[Material supplied start]
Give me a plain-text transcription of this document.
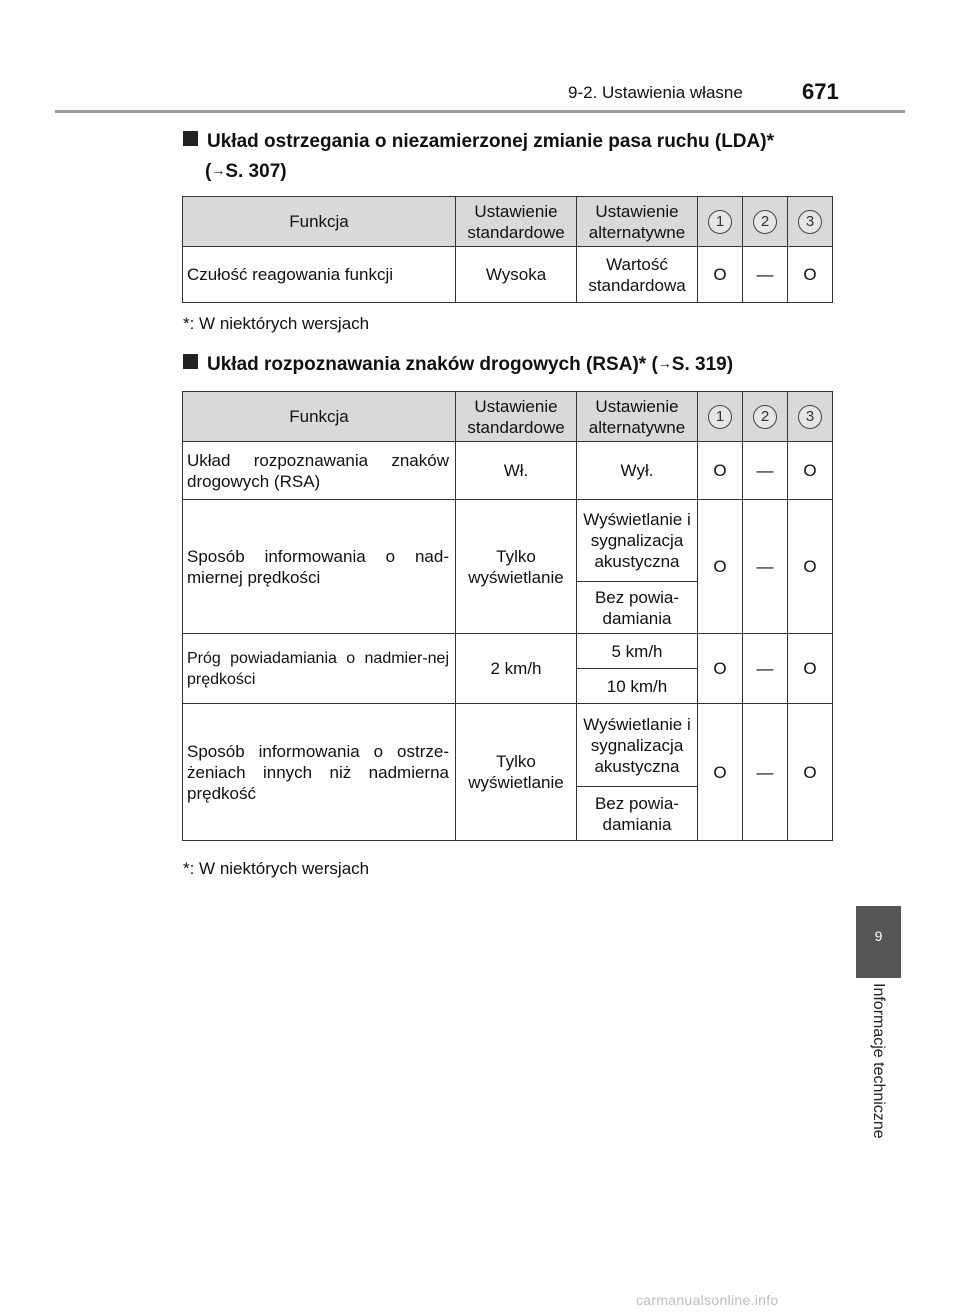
9-2. Ustawienia własne	671
Układ ostrzegania o niezamierzonej zmianie pasa ruchu (LDA)*
(→S. 307)
Funkcja	Ustawienie standardowe	Ustawienie alternatywne	1	2	3
Czułość reagowania funkcji	Wysoka	Wartość standardowa	O	—	O
*: W niektórych wersjach
Układ rozpoznawania znaków drogowych (RSA)* (→S. 319)
Funkcja	Ustawienie standardowe	Ustawienie alternatywne	1	2	3
Układ rozpoznawania znaków drogowych (RSA)	Wł.	Wył.	O	—	O
Sposób informowania o nad-miernej prędkości	Tylko wyświetlanie	Wyświetlanie i sygnalizacja akustyczna	O	—	O
		Bez powia-damiania			
Próg powiadamiania o nadmier-nej prędkości	2 km/h	5 km/h	O	—	O
		10 km/h			
Sposób informowania o ostrze-żeniach innych niż nadmierna prędkość	Tylko wyświetlanie	Wyświetlanie i sygnalizacja akustyczna	O	—	O
		Bez powia-damiania			
*: W niektórych wersjach
9
Informacje techniczne
carmanualsonline.info
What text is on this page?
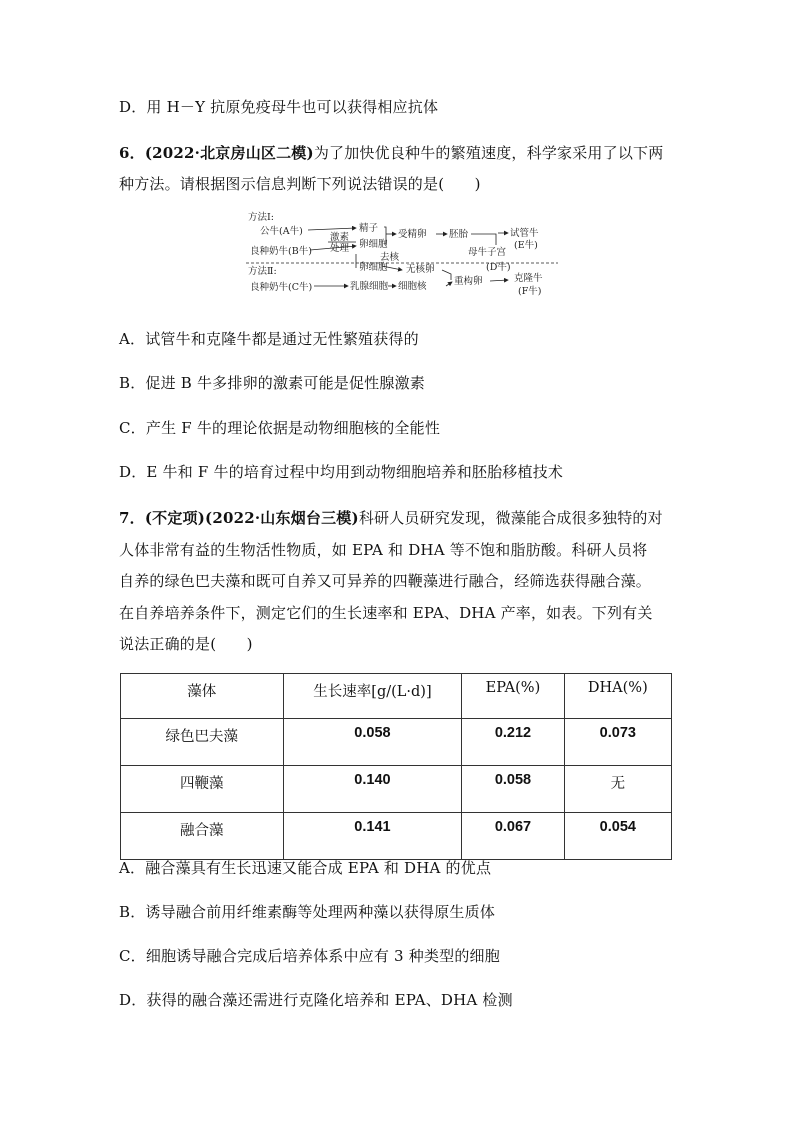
D．用 H－Y 抗原免疫母牛也可以获得相应抗体
6．(2022·北京房山区二模)为了加快优良种牛的繁殖速度，科学家采用了以下两
种方法。请根据图示信息判断下列说法错误的是(　　)
方法Ⅰ:
公牛(A牛)
良种奶牛(B牛)
激素
处理
精子
卵细胞
受精卵 胚胎	试管牛
(E牛)
母牛子宫
(D牛)
去核
方法Ⅱ:	卵细胞 无核卵
重构卵	克隆牛
(F牛)
良种奶牛(C牛)	乳腺细胞 细胞核
A．试管牛和克隆牛都是通过无性繁殖获得的
B．促进 B 牛多排卵的激素可能是促性腺激素
C．产生 F 牛的理论依据是动物细胞核的全能性
D．E 牛和 F 牛的培育过程中均用到动物细胞培养和胚胎移植技术
7．(不定项)(2022·山东烟台三模)科研人员研究发现，微藻能合成很多独特的对
人体非常有益的生物活性物质，如 EPA 和 DHA 等不饱和脂肪酸。科研人员将
自养的绿色巴夫藻和既可自养又可异养的四鞭藻进行融合，经筛选获得融合藻。
在自养培养条件下，测定它们的生长速率和 EPA、DHA 产率，如表。下列有关
说法正确的是(　　)
藻体	生长速率[g/(L·d)]	EPA(%)	DHA(%)
绿色巴夫藻	0.058	0.212	0.073
四鞭藻	0.140	0.058	无
融合藻	0.141	0.067	0.054
A．融合藻具有生长迅速又能合成 EPA 和 DHA 的优点
B．诱导融合前用纤维素酶等处理两种藻以获得原生质体
C．细胞诱导融合完成后培养体系中应有 3 种类型的细胞
D．获得的融合藻还需进行克隆化培养和 EPA、DHA 检测
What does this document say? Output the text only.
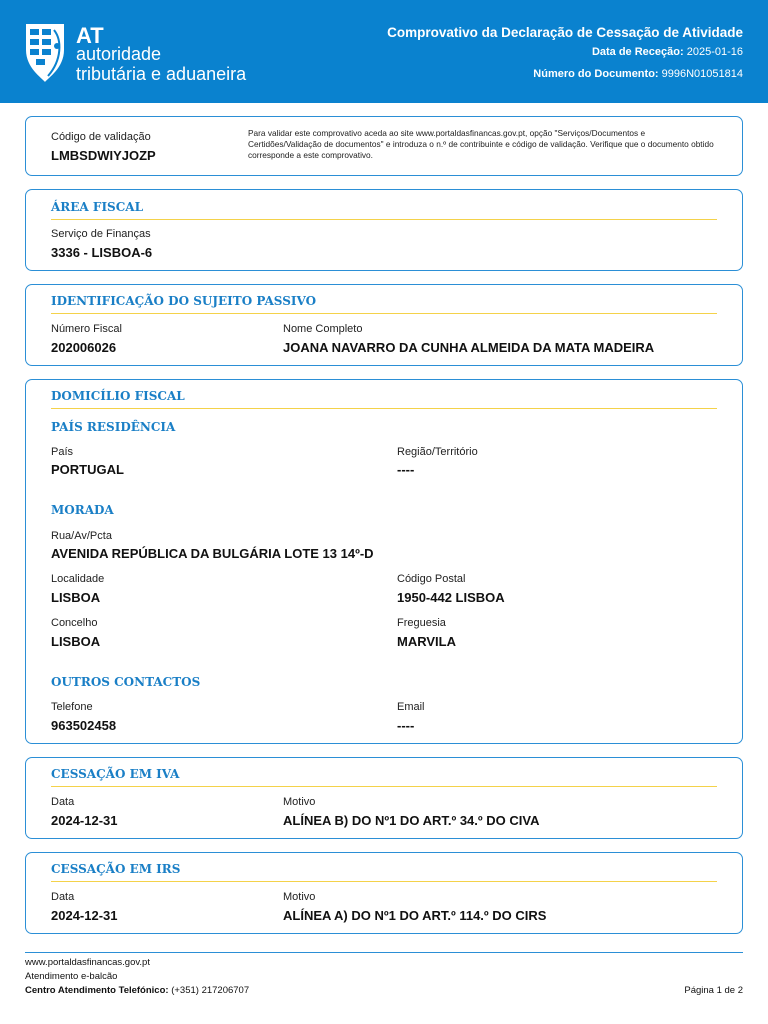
AT
autoridade
tributária e aduaneira
Comprovativo da Declaração de Cessação de Atividade
Data de Receção: 2025-01-16
Número do Documento: 9996N01051814
Código de validação
LMBSDWIYJOZP
Para validar este comprovativo aceda ao site www.portaldasfinancas.gov.pt, opção "Serviços/Documentos e Certidões/Validação de documentos" e introduza o n.º de contribuinte e código de validação. Verifique que o documento obtido corresponde a este comprovativo.
ÁREA FISCAL
Serviço de Finanças
3336 - LISBOA-6
IDENTIFICAÇÃO DO SUJEITO PASSIVO
Número Fiscal
202006026
Nome Completo
JOANA NAVARRO DA CUNHA ALMEIDA DA MATA MADEIRA
DOMICÍLIO FISCAL
PAÍS RESIDÊNCIA
País
PORTUGAL
Região/Território
----
MORADA
Rua/Av/Pcta
AVENIDA REPÚBLICA DA BULGÁRIA LOTE 13 14º-D
Localidade
LISBOA
Código Postal
1950-442 LISBOA
Concelho
LISBOA
Freguesia
MARVILA
OUTROS CONTACTOS
Telefone
963502458
Email
----
CESSAÇÃO EM IVA
Data
2024-12-31
Motivo
ALÍNEA B) DO Nº1 DO ART.º 34.º DO CIVA
CESSAÇÃO EM IRS
Data
2024-12-31
Motivo
ALÍNEA A) DO Nº1 DO ART.º 114.º DO CIRS
www.portaldasfinancas.gov.pt
Atendimento e-balcão
Centro Atendimento Telefónico: (+351) 217206707	Página 1 de 2
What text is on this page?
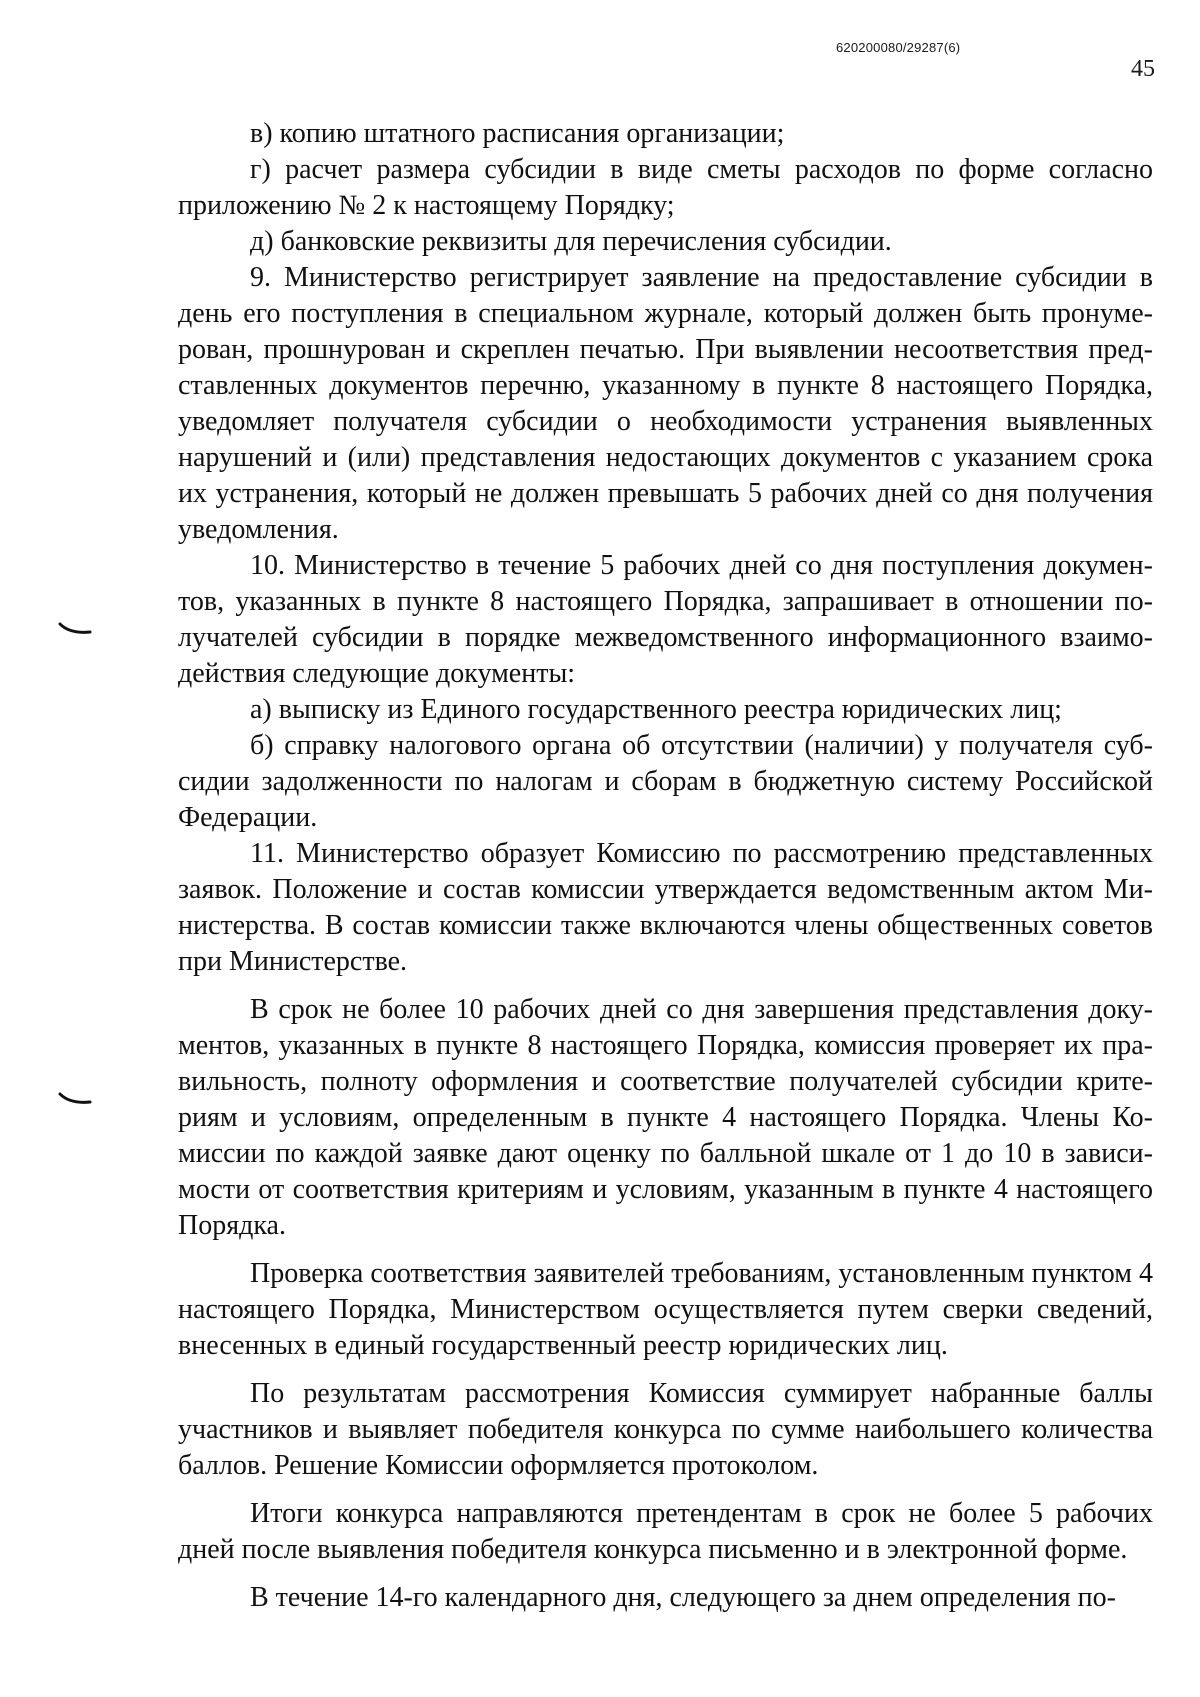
620200080/29287(6)
45

в) копию штатного расписания организации;

г) расчет размера субсидии в виде сметы расходов по форме согласно приложению № 2 к настоящему Порядку;

д) банковские реквизиты для перечисления субсидии.

9. Министерство регистрирует заявление на предоставление субсидии в день его поступления в специальном журнале, который должен быть пронумерован, прошнурован и скреплен печатью. При выявлении несоответствия представленных документов перечню, указанному в пункте 8 настоящего Порядка, уведомляет получателя субсидии о необходимости устранения выявленных нарушений и (или) представления недостающих документов с указанием срока их устранения, который не должен превышать 5 рабочих дней со дня получения уведомления.

10. Министерство в течение 5 рабочих дней со дня поступления документов, указанных в пункте 8 настоящего Порядка, запрашивает в отношении получателей субсидии в порядке межведомственного информационного взаимодействия следующие документы:

а) выписку из Единого государственного реестра юридических лиц;

б) справку налогового органа об отсутствии (наличии) у получателя субсидии задолженности по налогам и сборам в бюджетную систему Российской Федерации.

11. Министерство образует Комиссию по рассмотрению представленных заявок. Положение и состав комиссии утверждается ведомственным актом Министерства. В состав комиссии также включаются члены общественных советов при Министерстве.

В срок не более 10 рабочих дней со дня завершения представления документов, указанных в пункте 8 настоящего Порядка, комиссия проверяет их правильность, полноту оформления и соответствие получателей субсидии критериям и условиям, определенным в пункте 4 настоящего Порядка. Члены Комиссии по каждой заявке дают оценку по балльной шкале от 1 до 10 в зависимости от соответствия критериям и условиям, указанным в пункте 4 настоящего Порядка.

Проверка соответствия заявителей требованиям, установленным пунктом 4 настоящего Порядка, Министерством осуществляется путем сверки сведений, внесенных в единый государственный реестр юридических лиц.

По результатам рассмотрения Комиссия суммирует набранные баллы участников и выявляет победителя конкурса по сумме наибольшего количества баллов. Решение Комиссии оформляется протоколом.

Итоги конкурса направляются претендентам в срок не более 5 рабочих дней после выявления победителя конкурса письменно и в электронной форме.

В течение 14-го календарного дня, следующего за днем определения по-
[Material supplied end]
# Task instructions
Which lines in the listing above hold the word "text"? Show each of them.

# Exercise answer
Give me a plain-text transcription of this document.
What text is on this page?
What does this document say? Output the text only.
What text is on this page?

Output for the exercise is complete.